[Figure dataset records]
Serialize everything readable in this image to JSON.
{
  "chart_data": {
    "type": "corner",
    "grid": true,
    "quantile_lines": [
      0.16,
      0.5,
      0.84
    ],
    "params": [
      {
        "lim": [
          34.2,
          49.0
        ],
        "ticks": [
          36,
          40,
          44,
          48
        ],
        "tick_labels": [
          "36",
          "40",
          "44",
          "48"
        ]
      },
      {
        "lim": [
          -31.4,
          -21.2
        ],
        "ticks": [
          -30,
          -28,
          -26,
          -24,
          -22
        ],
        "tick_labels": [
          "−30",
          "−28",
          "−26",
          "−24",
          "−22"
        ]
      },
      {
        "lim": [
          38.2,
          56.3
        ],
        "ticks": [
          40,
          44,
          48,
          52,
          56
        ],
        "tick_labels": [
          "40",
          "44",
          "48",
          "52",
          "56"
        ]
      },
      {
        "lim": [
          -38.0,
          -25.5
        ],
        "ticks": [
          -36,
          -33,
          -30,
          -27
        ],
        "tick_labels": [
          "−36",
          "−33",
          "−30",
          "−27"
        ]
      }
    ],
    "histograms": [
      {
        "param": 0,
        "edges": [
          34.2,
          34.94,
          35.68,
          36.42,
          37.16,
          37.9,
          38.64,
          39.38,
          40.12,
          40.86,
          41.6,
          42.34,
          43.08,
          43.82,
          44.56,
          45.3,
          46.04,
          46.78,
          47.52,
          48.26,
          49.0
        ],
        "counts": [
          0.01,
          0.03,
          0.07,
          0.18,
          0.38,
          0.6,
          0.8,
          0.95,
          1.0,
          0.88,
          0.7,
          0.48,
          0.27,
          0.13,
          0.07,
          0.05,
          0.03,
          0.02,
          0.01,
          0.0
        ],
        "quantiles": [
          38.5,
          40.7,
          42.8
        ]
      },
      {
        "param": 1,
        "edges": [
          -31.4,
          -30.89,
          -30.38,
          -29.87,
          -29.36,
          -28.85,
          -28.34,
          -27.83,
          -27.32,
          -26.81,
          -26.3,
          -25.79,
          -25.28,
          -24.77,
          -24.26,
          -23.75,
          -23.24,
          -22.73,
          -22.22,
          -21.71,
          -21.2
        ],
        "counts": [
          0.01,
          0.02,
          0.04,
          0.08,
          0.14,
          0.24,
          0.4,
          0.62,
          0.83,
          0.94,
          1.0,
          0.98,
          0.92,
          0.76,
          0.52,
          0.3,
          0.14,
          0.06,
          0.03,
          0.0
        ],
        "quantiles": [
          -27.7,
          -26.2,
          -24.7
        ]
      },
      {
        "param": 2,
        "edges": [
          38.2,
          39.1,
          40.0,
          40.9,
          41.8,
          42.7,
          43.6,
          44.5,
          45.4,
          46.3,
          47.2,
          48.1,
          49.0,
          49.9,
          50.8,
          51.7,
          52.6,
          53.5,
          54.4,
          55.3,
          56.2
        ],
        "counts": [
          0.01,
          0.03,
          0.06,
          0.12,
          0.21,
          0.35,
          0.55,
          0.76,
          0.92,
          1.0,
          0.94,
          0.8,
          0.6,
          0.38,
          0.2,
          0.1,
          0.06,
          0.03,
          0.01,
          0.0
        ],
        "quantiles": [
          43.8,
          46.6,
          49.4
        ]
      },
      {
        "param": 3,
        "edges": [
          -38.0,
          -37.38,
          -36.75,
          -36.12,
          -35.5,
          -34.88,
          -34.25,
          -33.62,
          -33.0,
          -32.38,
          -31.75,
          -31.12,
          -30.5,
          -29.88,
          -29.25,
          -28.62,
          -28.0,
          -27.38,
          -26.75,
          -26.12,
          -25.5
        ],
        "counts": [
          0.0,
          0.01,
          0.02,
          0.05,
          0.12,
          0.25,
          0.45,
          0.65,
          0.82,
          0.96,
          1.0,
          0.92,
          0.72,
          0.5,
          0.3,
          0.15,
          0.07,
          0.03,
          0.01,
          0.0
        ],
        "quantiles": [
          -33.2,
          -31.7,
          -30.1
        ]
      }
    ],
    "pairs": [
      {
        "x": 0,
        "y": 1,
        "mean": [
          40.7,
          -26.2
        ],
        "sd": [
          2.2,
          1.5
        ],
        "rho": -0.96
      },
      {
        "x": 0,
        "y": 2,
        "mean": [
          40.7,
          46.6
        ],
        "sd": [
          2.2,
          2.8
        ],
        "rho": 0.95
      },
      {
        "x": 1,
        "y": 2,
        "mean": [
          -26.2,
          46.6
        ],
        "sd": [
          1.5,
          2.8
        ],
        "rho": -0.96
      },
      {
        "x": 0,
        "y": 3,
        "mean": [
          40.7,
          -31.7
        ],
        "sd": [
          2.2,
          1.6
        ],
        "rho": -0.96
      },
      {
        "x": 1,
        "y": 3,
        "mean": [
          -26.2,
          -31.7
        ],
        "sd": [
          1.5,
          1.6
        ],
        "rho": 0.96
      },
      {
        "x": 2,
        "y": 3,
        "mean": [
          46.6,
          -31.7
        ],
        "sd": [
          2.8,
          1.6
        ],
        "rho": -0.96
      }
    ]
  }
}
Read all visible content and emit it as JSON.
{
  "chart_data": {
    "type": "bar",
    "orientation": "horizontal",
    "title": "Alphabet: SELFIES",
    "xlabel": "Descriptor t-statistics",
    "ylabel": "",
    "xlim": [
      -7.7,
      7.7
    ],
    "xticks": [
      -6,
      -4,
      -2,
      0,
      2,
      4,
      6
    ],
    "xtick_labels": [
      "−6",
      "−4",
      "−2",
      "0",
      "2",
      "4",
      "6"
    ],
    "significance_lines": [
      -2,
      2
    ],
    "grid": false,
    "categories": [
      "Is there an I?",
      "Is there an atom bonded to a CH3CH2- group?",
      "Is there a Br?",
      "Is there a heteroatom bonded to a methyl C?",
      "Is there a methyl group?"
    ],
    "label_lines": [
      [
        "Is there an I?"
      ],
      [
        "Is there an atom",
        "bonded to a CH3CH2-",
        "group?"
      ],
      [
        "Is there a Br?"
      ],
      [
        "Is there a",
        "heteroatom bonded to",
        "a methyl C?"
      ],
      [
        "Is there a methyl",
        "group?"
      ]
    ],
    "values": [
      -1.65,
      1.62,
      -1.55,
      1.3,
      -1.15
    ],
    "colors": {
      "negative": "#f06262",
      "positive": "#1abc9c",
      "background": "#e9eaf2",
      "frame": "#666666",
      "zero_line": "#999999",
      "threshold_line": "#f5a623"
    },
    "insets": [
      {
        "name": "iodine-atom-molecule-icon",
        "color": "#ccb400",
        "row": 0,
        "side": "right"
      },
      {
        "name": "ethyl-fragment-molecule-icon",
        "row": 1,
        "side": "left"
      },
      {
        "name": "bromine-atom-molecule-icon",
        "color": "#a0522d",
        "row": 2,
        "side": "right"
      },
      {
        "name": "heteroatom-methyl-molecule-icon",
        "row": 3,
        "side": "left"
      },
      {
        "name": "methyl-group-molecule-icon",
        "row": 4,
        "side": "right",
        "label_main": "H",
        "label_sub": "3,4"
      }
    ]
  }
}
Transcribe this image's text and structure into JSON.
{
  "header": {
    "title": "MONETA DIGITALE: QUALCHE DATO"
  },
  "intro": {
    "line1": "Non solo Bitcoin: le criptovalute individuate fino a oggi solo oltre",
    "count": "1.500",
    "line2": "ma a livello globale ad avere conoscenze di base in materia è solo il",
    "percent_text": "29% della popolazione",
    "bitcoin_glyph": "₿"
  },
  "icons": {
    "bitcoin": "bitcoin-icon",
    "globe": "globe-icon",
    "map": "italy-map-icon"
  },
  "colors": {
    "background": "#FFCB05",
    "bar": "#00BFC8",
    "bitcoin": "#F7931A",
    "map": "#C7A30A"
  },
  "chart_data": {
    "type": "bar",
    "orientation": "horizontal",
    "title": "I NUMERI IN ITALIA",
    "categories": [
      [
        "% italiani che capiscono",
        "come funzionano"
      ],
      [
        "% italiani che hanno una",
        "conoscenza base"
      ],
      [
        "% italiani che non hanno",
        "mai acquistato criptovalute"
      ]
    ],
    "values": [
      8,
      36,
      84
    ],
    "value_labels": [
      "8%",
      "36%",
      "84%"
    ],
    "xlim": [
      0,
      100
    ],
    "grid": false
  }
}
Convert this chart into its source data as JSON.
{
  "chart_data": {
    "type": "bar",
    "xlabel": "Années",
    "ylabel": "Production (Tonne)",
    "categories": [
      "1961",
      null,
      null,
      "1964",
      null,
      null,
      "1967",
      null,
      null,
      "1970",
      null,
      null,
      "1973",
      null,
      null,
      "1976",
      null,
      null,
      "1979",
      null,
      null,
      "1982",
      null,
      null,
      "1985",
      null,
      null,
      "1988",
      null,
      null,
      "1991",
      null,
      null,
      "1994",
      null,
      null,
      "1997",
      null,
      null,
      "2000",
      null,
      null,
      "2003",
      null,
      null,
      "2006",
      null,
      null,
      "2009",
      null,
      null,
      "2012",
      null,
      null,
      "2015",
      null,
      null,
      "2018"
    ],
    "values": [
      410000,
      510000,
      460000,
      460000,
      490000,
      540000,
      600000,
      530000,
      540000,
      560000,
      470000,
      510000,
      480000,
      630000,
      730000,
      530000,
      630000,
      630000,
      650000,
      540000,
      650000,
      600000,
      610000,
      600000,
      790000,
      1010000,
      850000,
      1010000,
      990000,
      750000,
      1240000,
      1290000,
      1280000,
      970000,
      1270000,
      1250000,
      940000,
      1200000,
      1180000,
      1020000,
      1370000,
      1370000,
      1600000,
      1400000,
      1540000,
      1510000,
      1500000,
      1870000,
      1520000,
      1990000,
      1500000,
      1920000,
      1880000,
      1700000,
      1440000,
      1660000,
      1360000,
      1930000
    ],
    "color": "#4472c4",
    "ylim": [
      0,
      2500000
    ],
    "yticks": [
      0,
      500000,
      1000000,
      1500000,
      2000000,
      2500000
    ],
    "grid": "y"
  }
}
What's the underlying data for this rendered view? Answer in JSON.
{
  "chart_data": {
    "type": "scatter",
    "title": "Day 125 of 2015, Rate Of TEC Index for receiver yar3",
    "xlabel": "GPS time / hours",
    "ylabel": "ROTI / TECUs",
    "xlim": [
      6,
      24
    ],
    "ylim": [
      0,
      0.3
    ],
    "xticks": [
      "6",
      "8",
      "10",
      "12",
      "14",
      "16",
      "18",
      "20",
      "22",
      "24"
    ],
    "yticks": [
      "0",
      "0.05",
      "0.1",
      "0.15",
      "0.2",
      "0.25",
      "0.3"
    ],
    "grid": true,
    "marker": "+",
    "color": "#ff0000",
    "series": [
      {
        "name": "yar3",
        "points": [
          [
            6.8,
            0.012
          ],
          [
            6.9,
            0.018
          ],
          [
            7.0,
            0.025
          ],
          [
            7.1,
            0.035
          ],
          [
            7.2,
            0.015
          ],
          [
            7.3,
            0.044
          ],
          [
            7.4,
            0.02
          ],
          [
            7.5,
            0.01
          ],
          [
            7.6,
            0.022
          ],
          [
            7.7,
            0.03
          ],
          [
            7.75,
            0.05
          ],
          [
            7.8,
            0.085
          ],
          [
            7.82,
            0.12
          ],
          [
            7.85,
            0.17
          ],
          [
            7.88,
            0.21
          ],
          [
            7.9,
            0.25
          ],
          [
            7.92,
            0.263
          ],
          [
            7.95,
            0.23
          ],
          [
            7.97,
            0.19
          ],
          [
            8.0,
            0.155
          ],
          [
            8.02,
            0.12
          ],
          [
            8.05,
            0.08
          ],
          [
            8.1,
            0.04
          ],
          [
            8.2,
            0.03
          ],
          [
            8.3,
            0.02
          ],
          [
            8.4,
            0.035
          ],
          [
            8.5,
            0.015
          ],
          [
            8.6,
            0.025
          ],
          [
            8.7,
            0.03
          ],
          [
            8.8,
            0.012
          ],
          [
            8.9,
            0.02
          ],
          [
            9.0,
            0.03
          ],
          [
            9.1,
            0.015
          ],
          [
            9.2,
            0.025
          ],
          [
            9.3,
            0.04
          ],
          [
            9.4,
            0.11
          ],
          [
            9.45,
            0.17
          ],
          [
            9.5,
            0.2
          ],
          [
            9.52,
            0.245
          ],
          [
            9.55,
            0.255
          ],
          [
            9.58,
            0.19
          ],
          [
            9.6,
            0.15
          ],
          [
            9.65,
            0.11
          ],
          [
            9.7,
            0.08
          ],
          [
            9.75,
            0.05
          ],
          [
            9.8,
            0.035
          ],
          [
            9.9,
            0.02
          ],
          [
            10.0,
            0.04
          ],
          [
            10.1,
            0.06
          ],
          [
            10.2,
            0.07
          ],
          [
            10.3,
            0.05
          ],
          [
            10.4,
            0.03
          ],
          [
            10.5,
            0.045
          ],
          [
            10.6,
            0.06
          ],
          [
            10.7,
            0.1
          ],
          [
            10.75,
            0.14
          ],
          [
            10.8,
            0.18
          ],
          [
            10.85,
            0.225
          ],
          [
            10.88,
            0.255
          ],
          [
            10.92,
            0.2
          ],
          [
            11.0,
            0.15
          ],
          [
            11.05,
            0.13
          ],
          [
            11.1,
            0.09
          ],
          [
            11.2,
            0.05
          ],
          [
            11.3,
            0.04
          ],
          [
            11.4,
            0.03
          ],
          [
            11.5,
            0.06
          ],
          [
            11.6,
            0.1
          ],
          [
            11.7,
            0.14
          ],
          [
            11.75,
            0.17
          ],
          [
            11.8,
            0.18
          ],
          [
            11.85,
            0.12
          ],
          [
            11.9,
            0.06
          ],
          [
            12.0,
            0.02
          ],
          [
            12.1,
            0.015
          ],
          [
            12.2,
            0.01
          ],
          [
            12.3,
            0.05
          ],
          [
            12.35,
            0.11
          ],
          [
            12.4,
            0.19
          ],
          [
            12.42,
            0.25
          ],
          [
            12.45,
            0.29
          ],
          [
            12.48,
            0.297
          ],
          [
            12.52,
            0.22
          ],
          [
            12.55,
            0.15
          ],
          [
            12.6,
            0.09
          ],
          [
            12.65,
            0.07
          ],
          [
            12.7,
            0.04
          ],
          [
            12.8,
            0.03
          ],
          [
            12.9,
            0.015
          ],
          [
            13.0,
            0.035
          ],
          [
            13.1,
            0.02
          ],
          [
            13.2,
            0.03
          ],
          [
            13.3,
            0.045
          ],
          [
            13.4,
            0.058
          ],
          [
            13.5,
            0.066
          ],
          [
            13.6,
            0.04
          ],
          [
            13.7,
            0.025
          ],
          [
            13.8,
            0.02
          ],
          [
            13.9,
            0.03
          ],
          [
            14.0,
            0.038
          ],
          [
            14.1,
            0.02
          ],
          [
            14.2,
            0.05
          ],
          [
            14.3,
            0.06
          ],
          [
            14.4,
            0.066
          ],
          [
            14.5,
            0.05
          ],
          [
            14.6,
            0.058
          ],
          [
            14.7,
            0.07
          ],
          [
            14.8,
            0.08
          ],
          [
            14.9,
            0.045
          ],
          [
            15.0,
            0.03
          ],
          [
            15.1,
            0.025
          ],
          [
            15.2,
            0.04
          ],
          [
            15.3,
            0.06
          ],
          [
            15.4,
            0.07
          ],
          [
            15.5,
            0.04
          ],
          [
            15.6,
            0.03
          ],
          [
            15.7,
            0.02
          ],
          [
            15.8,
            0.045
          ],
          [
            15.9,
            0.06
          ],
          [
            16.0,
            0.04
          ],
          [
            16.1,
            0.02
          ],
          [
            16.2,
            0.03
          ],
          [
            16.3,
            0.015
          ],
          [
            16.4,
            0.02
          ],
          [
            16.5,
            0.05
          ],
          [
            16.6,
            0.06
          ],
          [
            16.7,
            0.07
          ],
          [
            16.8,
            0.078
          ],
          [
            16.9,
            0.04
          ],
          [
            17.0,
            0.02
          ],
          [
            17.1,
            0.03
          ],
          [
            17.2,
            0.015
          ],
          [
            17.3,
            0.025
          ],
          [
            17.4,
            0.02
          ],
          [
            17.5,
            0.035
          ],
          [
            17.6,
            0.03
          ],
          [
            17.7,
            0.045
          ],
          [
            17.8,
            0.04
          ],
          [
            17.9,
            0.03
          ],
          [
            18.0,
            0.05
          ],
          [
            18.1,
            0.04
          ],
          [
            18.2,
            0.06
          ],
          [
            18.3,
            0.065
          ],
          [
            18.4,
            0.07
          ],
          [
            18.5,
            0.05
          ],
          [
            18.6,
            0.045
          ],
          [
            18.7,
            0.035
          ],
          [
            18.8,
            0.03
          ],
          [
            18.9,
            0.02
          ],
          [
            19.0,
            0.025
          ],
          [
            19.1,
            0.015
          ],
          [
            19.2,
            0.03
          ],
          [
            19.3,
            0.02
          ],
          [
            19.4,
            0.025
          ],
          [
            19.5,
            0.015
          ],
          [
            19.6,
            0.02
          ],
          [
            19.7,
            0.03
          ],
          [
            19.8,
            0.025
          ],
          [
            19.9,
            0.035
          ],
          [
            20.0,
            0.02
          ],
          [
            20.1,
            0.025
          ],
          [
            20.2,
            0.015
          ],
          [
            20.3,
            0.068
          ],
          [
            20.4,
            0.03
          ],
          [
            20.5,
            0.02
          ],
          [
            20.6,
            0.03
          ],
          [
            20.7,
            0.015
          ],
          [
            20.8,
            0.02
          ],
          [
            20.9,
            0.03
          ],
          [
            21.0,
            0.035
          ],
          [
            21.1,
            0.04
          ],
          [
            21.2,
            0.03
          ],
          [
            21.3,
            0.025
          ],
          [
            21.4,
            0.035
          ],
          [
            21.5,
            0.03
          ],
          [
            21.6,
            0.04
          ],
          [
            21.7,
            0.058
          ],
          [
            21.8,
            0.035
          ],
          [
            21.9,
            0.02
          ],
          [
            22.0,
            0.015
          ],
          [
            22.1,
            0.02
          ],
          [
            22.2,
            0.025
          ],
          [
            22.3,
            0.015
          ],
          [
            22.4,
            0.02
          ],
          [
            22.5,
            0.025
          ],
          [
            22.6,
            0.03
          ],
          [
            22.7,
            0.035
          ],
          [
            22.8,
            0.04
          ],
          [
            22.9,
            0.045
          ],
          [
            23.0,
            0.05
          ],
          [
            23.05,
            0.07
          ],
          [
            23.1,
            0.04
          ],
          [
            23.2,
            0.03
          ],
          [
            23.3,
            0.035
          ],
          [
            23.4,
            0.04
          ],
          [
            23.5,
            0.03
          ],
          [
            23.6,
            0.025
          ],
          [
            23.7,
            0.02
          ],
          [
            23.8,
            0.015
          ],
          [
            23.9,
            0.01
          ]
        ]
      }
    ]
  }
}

Your objective — In the records, locate each line holding the string "JSON" and copy it.

The response —
Serialize everything readable in this image to JSON.
Read all visible content and emit it as JSON.
Transcribe this image's text and structure into JSON.
Convert this chart into its source data as JSON.
What's the underlying data for this rendered view? Answer in JSON.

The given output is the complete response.